The problem:
Report, word for word, every line of the material that contains "repellent".

Data:
>> begin
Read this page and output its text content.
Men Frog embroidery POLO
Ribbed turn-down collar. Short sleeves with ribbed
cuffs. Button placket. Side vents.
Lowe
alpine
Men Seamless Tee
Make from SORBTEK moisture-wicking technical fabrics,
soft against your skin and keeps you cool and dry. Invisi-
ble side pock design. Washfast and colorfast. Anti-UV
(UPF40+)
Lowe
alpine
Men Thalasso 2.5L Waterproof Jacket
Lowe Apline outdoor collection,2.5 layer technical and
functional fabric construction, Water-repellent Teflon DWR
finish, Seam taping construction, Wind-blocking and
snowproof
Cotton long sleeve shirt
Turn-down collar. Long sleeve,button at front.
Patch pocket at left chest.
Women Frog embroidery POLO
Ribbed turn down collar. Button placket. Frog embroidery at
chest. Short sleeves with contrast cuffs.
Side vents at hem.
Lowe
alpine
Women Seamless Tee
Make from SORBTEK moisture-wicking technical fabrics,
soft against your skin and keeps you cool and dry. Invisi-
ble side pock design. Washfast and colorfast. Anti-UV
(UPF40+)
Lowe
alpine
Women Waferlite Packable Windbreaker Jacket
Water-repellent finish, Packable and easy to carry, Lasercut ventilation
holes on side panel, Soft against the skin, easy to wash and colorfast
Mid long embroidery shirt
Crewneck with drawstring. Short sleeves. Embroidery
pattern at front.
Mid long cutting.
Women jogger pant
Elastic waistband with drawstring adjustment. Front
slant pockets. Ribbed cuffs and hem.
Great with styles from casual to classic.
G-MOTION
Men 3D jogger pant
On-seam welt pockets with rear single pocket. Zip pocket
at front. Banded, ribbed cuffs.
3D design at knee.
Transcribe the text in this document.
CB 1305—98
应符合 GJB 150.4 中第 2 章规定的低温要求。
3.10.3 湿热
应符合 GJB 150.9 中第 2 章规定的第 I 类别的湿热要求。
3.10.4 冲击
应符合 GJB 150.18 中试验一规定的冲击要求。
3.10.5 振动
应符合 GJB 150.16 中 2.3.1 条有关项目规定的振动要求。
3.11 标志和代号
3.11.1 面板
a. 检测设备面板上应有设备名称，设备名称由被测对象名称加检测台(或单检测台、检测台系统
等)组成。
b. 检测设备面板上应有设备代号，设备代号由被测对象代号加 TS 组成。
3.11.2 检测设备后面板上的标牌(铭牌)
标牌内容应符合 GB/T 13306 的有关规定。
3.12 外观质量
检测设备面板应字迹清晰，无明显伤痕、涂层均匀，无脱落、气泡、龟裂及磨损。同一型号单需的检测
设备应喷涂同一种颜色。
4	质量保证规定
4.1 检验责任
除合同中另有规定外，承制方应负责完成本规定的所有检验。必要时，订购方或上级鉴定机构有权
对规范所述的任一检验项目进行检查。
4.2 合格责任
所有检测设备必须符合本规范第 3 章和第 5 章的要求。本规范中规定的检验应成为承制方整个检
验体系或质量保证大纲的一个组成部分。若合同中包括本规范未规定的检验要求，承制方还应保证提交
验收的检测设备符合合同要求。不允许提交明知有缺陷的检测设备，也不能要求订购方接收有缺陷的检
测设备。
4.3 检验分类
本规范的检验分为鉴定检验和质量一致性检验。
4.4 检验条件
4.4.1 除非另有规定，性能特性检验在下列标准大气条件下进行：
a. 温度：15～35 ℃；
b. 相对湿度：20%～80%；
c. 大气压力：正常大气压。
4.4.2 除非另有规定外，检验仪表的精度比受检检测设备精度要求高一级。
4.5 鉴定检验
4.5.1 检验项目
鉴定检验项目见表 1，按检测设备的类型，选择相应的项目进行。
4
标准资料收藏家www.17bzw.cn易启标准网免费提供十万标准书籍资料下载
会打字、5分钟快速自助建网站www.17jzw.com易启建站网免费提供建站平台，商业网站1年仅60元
>> end
Exercise response:
functional fabric construction, Water-repellent Teflon DWR
Water-repellent finish, Packable and easy to carry, Lasercut ventilation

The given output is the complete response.